**Written instruction**
Look through the material below. Copy every line with the string "Indonesia" in it.

....................

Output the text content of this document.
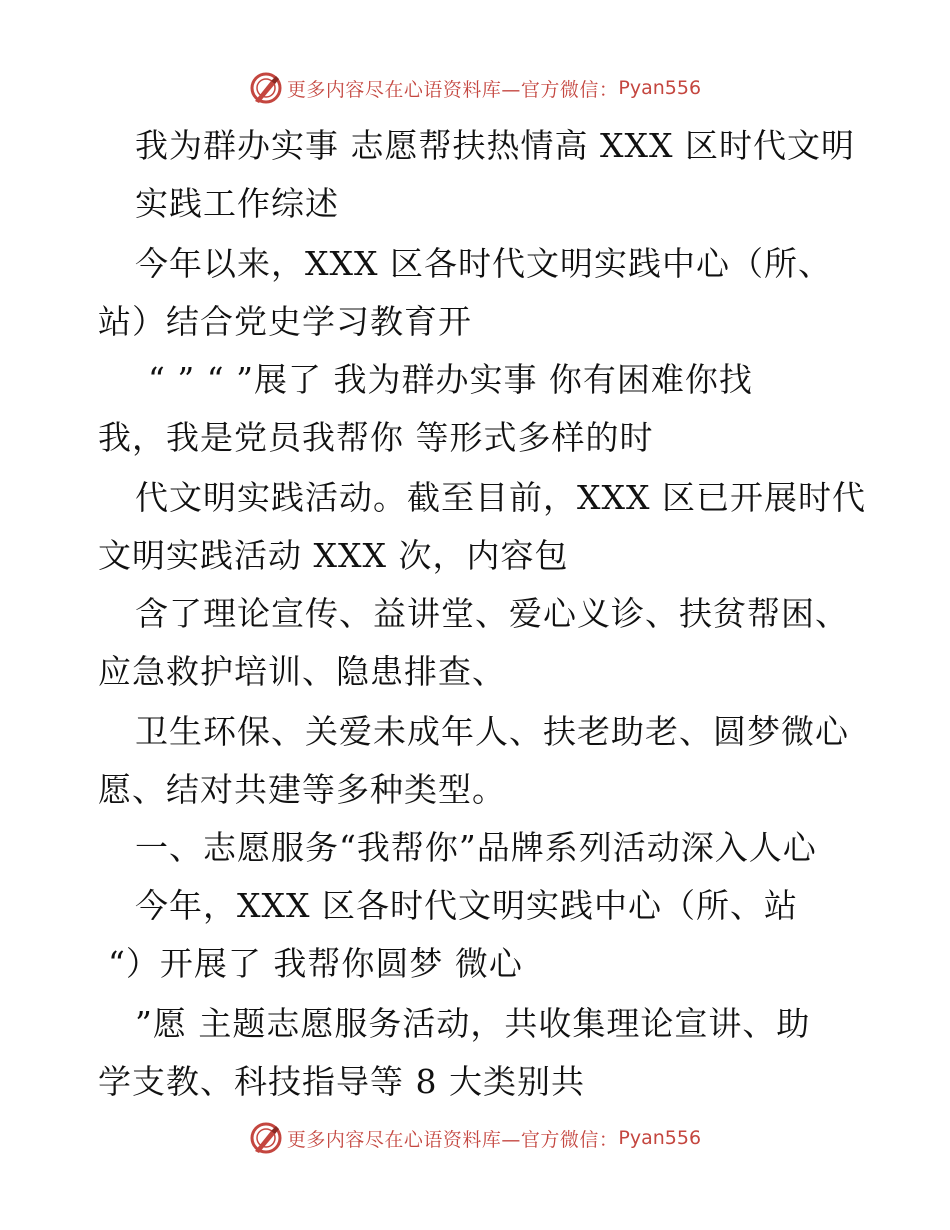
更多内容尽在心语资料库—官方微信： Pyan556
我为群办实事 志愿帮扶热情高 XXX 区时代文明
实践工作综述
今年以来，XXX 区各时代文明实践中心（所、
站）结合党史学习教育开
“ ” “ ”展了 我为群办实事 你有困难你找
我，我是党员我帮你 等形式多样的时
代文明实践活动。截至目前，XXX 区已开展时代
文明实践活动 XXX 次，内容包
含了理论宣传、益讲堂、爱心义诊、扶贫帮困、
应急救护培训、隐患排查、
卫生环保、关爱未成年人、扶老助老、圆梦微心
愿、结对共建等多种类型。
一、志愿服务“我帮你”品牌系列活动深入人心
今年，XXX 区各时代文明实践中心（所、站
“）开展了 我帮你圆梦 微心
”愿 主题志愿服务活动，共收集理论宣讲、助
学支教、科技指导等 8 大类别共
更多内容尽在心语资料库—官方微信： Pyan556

....................

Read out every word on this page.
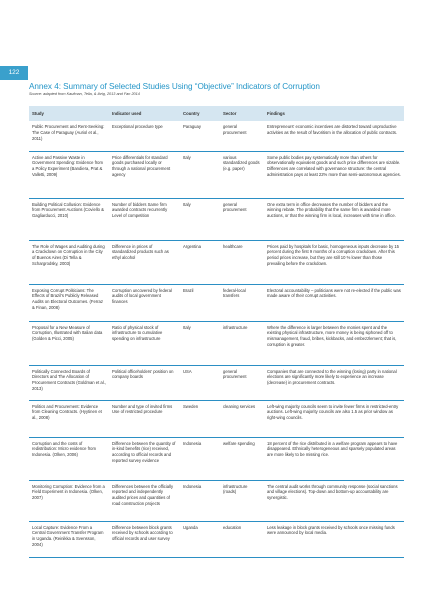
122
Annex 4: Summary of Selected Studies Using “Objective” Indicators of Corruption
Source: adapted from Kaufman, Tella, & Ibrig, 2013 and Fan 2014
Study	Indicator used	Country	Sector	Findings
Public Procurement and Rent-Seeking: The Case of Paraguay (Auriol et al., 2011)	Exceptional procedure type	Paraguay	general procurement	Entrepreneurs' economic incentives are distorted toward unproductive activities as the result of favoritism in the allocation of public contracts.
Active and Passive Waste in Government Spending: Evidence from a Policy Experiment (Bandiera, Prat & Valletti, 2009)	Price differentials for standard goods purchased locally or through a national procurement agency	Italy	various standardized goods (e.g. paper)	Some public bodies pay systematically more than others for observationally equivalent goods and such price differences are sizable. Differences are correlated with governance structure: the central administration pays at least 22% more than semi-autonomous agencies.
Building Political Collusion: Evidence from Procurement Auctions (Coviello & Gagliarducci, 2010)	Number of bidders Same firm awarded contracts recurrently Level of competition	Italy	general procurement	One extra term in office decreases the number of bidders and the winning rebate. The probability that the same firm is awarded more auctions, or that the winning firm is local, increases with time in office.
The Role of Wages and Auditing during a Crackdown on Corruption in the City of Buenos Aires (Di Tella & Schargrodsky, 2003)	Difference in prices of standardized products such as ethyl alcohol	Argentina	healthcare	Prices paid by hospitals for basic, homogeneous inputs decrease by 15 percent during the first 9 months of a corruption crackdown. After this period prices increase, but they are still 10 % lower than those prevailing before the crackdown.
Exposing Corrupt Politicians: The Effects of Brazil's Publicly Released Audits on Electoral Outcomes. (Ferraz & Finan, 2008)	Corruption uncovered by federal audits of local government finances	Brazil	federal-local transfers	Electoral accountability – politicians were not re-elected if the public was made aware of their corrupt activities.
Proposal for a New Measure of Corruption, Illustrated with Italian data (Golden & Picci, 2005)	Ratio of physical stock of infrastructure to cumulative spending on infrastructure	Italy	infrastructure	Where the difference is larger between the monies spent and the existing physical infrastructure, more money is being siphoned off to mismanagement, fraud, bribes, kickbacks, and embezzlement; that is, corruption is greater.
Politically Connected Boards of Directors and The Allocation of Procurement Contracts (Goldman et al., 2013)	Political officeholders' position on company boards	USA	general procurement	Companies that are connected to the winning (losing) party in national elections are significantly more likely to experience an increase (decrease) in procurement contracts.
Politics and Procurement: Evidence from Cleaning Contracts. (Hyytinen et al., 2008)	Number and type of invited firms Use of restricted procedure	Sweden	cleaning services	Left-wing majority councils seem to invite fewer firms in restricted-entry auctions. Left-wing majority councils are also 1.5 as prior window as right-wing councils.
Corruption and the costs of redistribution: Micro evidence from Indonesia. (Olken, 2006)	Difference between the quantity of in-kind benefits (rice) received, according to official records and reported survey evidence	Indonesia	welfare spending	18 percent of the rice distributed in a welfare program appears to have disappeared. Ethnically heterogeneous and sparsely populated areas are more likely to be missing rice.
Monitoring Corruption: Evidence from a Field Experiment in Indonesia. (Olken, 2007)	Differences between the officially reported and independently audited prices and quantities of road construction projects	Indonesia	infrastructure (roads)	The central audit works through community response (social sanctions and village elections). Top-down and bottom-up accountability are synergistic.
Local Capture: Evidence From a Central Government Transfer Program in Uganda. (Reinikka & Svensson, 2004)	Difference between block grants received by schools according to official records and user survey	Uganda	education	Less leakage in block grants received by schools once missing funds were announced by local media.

....................

**Answer**
Corruption and the costs of redistribution: Micro evidence from Indonesia. (Olken, 2006)	Difference between the quantity of in-kind benefits (rice) received, according to official records and reported survey evidence	Indonesia	welfare spending	18 percent of the rice distributed in a welfare program appears to have disappeared. Ethnically heterogeneous and sparsely populated areas are more likely to be missing rice.
Monitoring Corruption: Evidence from a Field Experiment in Indonesia. (Olken, 2007)	Differences between the officially reported and independently audited prices and quantities of road construction projects	Indonesia	infrastructure (roads)	The central audit works through community response (social sanctions and village elections). Top-down and bottom-up accountability are synergistic.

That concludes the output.